======== GIVEN INFORMATION ========

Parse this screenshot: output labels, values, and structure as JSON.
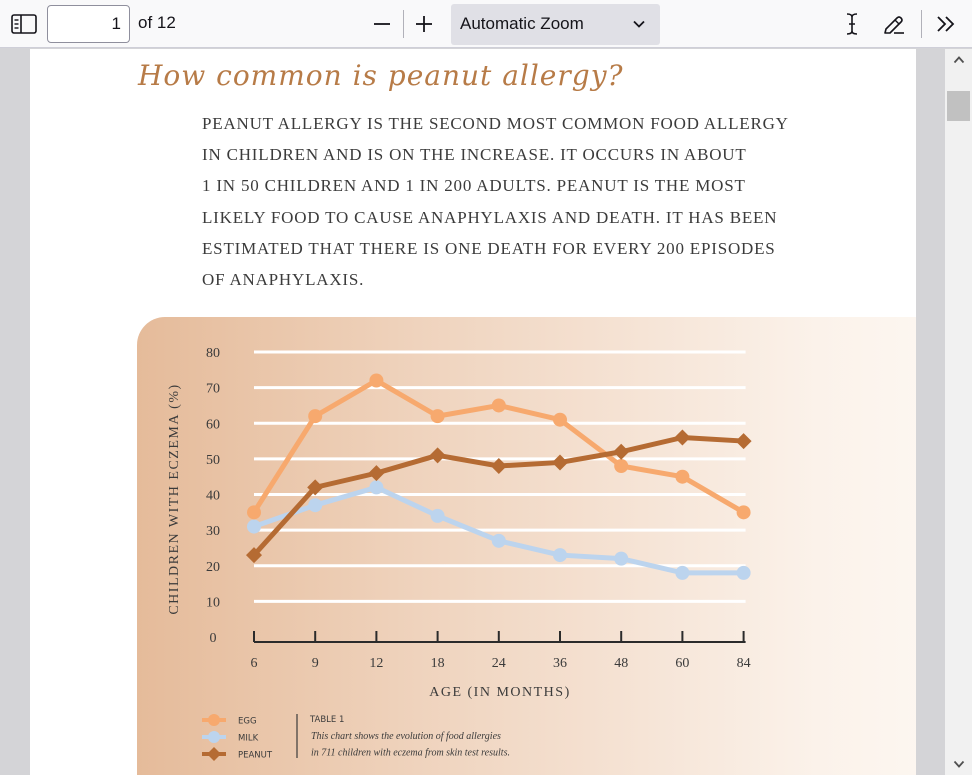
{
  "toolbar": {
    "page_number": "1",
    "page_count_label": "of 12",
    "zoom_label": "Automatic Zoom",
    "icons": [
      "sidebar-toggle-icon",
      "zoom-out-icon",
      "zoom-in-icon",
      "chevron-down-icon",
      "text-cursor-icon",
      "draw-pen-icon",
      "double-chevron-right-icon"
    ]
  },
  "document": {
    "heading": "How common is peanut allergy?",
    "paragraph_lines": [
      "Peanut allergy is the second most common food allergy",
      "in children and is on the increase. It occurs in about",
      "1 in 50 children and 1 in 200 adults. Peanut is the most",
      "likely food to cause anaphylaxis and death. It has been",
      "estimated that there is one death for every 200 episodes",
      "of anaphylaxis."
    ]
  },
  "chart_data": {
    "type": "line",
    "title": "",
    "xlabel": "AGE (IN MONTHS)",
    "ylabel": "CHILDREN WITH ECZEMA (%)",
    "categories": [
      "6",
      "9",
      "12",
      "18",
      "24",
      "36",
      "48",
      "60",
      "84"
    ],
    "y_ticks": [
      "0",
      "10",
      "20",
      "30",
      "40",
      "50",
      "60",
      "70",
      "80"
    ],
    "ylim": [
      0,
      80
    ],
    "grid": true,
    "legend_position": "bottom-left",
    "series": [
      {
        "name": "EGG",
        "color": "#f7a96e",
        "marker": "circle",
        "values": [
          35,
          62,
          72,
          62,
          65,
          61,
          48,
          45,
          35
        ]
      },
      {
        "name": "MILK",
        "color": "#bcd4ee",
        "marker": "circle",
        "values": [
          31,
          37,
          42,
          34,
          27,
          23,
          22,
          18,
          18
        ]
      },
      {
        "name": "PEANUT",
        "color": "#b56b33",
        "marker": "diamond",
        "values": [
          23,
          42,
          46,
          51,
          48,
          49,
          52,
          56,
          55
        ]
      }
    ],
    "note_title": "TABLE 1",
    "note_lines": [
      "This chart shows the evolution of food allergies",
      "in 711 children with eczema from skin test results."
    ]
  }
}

========

# WHAT YOU ARE ASKED TO DO:
In the listing above, find each line with the word "anaphylaxis" and copy it.

# ANSWER TO THE PROBLEM:
      "likely food to cause anaphylaxis and death. It has been",
      "of anaphylaxis."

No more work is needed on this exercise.